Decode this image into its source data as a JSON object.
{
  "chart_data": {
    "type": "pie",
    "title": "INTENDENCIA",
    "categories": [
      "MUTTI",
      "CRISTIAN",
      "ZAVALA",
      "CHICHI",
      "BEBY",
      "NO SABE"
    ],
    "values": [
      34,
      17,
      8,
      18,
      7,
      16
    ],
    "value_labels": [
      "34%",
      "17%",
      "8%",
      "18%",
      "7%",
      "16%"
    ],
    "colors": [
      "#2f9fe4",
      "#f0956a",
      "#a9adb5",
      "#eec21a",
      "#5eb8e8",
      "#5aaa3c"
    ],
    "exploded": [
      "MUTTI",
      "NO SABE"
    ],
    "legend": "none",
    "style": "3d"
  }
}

§ §

__What you have to do__. Write out the complete set of records exactly as given.

__Finished answer__.
Decode this image into its source data as a JSON object.
{
  "chart_data": {
    "type": "pie",
    "title": "INTENDENCIA",
    "categories": [
      "MUTTI",
      "CRISTIAN",
      "ZAVALA",
      "CHICHI",
      "BEBY",
      "NO SABE"
    ],
    "values": [
      34,
      17,
      8,
      18,
      7,
      16
    ],
    "value_labels": [
      "34%",
      "17%",
      "8%",
      "18%",
      "7%",
      "16%"
    ],
    "colors": [
      "#2f9fe4",
      "#f0956a",
      "#a9adb5",
      "#eec21a",
      "#5eb8e8",
      "#5aaa3c"
    ],
    "exploded": [
      "MUTTI",
      "NO SABE"
    ],
    "legend": "none",
    "style": "3d"
  }
}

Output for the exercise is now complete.